● **What needs to be done**: Where a line holds the word "nghiệm", copy that line.

* begin Materials provided *

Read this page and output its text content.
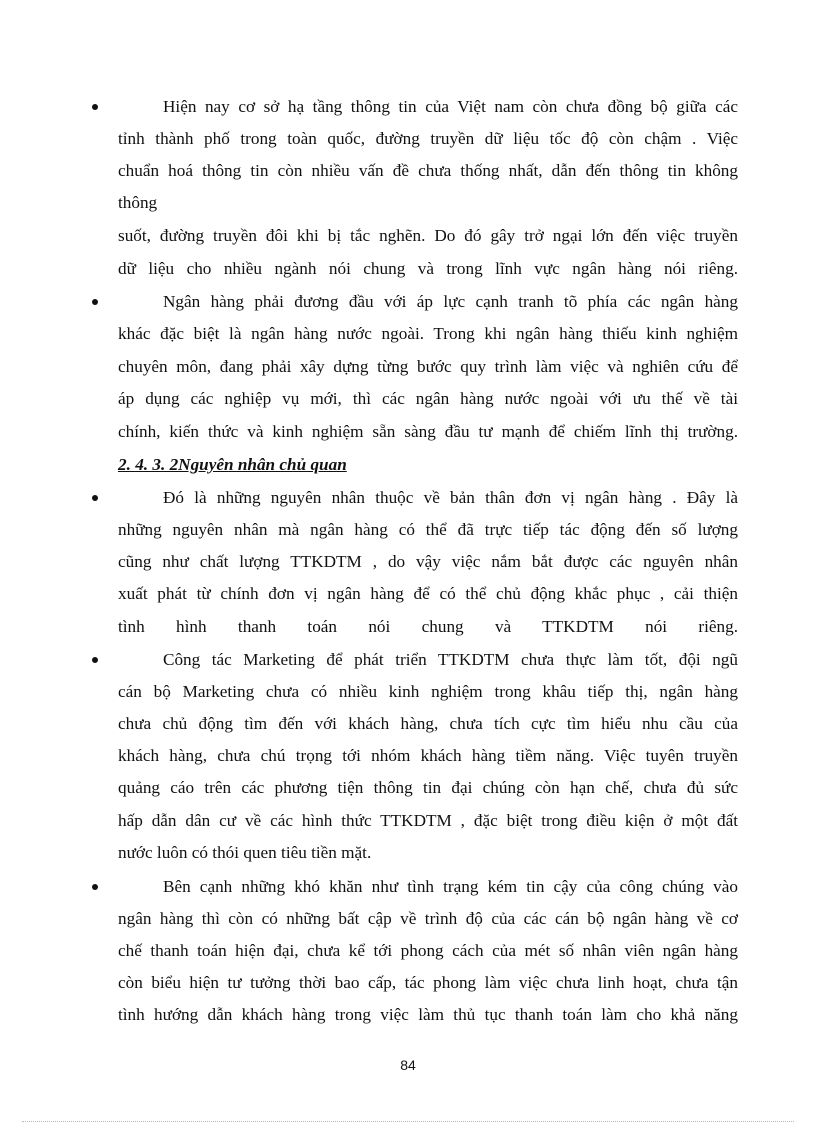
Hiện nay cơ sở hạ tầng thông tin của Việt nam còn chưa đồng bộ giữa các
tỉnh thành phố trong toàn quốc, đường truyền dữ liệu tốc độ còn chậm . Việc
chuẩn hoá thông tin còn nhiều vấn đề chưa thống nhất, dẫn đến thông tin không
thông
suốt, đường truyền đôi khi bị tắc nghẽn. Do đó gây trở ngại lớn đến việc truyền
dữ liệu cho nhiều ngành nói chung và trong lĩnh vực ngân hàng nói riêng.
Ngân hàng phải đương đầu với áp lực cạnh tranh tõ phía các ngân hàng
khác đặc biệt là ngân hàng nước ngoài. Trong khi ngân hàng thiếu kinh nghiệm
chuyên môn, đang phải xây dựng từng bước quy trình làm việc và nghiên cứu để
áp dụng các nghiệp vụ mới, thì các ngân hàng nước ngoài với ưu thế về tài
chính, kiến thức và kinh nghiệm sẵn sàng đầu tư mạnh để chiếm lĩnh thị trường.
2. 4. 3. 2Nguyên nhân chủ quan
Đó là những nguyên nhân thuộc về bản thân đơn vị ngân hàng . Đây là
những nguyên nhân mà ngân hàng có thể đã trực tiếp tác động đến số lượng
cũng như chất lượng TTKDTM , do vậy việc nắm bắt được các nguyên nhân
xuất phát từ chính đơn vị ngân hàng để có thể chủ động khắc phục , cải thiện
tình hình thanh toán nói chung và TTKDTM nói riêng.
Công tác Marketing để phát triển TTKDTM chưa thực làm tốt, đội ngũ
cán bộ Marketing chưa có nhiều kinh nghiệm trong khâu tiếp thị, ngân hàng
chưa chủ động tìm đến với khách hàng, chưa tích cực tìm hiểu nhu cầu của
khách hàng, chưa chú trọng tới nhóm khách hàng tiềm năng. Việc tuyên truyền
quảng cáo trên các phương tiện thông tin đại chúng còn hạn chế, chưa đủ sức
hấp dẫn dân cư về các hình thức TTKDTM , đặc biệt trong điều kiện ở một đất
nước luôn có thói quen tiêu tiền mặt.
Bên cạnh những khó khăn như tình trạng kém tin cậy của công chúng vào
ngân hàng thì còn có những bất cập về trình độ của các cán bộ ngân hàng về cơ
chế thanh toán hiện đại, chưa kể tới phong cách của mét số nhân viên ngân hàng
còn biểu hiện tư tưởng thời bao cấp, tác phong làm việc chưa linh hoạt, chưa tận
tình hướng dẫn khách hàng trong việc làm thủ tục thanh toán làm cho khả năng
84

* end Materials provided *
* begin Materials provided *

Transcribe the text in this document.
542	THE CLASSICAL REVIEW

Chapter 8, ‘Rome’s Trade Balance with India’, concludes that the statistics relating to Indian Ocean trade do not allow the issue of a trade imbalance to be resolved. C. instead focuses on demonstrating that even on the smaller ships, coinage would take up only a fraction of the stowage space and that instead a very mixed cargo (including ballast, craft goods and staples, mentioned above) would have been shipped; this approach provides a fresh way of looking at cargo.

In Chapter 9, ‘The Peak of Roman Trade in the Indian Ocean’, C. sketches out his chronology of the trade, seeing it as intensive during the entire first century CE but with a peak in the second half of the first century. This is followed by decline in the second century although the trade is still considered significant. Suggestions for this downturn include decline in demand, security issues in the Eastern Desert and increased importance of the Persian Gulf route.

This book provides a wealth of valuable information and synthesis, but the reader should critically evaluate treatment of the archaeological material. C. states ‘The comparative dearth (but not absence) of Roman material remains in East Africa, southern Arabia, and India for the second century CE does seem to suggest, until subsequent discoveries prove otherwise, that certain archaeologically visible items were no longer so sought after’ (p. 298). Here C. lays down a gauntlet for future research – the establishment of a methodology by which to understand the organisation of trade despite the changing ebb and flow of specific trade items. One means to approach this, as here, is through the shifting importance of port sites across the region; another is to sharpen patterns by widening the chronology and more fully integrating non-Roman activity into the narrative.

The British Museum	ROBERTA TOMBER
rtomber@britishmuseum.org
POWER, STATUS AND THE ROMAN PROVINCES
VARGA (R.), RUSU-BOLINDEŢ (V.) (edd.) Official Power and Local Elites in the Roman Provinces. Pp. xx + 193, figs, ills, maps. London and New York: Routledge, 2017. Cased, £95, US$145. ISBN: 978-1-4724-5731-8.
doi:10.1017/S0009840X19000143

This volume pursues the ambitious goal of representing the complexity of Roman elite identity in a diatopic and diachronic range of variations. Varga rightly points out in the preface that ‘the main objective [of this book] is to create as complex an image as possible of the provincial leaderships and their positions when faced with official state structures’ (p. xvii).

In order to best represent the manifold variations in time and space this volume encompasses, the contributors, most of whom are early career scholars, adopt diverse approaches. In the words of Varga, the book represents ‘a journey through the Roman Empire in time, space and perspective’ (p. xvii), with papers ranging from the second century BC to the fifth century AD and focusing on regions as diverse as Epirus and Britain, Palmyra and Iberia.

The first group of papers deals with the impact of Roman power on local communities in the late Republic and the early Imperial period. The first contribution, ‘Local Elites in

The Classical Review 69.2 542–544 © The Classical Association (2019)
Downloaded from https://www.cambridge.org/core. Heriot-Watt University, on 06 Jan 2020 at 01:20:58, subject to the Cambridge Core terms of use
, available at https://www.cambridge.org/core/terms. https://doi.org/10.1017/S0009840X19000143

* end Materials provided *

● **Output of the task**:
khác đặc biệt là ngân hàng nước ngoài. Trong khi ngân hàng thiếu kinh nghiệm
chính, kiến thức và kinh nghiệm sẵn sàng đầu tư mạnh để chiếm lĩnh thị trường.
cán bộ Marketing chưa có nhiều kinh nghiệm trong khâu tiếp thị, ngân hàng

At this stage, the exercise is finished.